** start **

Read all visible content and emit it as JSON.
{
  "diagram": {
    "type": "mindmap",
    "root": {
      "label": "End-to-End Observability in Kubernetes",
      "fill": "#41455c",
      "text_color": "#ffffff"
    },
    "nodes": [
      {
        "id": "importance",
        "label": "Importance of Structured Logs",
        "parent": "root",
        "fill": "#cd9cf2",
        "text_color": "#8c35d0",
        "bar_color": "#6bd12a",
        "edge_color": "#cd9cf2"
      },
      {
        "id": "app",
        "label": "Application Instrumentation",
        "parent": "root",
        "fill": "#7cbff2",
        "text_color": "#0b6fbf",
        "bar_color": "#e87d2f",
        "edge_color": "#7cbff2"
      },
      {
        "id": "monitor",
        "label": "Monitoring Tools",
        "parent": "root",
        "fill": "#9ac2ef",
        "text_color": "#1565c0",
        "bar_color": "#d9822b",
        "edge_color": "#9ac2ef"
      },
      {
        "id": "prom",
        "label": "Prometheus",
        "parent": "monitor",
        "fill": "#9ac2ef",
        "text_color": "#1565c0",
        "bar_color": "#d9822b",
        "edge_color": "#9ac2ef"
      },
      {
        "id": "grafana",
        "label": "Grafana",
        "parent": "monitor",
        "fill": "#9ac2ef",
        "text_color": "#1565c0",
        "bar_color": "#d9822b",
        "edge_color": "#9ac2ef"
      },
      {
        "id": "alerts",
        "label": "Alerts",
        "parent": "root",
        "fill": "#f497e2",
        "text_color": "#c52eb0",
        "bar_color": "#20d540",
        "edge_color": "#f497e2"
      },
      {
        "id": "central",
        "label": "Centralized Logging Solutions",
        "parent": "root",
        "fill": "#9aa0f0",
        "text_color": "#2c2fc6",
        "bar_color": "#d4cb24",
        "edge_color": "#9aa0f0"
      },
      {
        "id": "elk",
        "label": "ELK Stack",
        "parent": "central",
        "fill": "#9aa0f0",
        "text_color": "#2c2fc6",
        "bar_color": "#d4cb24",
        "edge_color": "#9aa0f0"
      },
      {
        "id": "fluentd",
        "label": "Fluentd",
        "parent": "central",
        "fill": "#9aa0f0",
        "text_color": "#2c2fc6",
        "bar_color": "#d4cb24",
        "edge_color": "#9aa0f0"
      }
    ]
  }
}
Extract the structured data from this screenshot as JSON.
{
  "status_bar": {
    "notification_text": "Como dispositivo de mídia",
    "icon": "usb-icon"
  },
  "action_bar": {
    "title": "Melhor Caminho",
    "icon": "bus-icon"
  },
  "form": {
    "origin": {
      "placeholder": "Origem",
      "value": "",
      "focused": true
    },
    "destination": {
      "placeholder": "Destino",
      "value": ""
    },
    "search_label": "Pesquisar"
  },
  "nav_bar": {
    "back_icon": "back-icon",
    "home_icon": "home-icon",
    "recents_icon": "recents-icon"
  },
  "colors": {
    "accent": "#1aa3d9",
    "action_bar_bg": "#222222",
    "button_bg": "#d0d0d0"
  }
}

** end **

▶ **OBJECTIVE**: Retype the records in full. Keep every line identical to the original.

▶ **EXERCISE RESPONSE**:
Read all visible content and emit it as JSON.
{
  "diagram": {
    "type": "mindmap",
    "root": {
      "label": "End-to-End Observability in Kubernetes",
      "fill": "#41455c",
      "text_color": "#ffffff"
    },
    "nodes": [
      {
        "id": "importance",
        "label": "Importance of Structured Logs",
        "parent": "root",
        "fill": "#cd9cf2",
        "text_color": "#8c35d0",
        "bar_color": "#6bd12a",
        "edge_color": "#cd9cf2"
      },
      {
        "id": "app",
        "label": "Application Instrumentation",
        "parent": "root",
        "fill": "#7cbff2",
        "text_color": "#0b6fbf",
        "bar_color": "#e87d2f",
        "edge_color": "#7cbff2"
      },
      {
        "id": "monitor",
        "label": "Monitoring Tools",
        "parent": "root",
        "fill": "#9ac2ef",
        "text_color": "#1565c0",
        "bar_color": "#d9822b",
        "edge_color": "#9ac2ef"
      },
      {
        "id": "prom",
        "label": "Prometheus",
        "parent": "monitor",
        "fill": "#9ac2ef",
        "text_color": "#1565c0",
        "bar_color": "#d9822b",
        "edge_color": "#9ac2ef"
      },
      {
        "id": "grafana",
        "label": "Grafana",
        "parent": "monitor",
        "fill": "#9ac2ef",
        "text_color": "#1565c0",
        "bar_color": "#d9822b",
        "edge_color": "#9ac2ef"
      },
      {
        "id": "alerts",
        "label": "Alerts",
        "parent": "root",
        "fill": "#f497e2",
        "text_color": "#c52eb0",
        "bar_color": "#20d540",
        "edge_color": "#f497e2"
      },
      {
        "id": "central",
        "label": "Centralized Logging Solutions",
        "parent": "root",
        "fill": "#9aa0f0",
        "text_color": "#2c2fc6",
        "bar_color": "#d4cb24",
        "edge_color": "#9aa0f0"
      },
      {
        "id": "elk",
        "label": "ELK Stack",
        "parent": "central",
        "fill": "#9aa0f0",
        "text_color": "#2c2fc6",
        "bar_color": "#d4cb24",
        "edge_color": "#9aa0f0"
      },
      {
        "id": "fluentd",
        "label": "Fluentd",
        "parent": "central",
        "fill": "#9aa0f0",
        "text_color": "#2c2fc6",
        "bar_color": "#d4cb24",
        "edge_color": "#9aa0f0"
      }
    ]
  }
}
Extract the structured data from this screenshot as JSON.
{
  "status_bar": {
    "notification_text": "Como dispositivo de mídia",
    "icon": "usb-icon"
  },
  "action_bar": {
    "title": "Melhor Caminho",
    "icon": "bus-icon"
  },
  "form": {
    "origin": {
      "placeholder": "Origem",
      "value": "",
      "focused": true
    },
    "destination": {
      "placeholder": "Destino",
      "value": ""
    },
    "search_label": "Pesquisar"
  },
  "nav_bar": {
    "back_icon": "back-icon",
    "home_icon": "home-icon",
    "recents_icon": "recents-icon"
  },
  "colors": {
    "accent": "#1aa3d9",
    "action_bar_bg": "#222222",
    "button_bg": "#d0d0d0"
  }
}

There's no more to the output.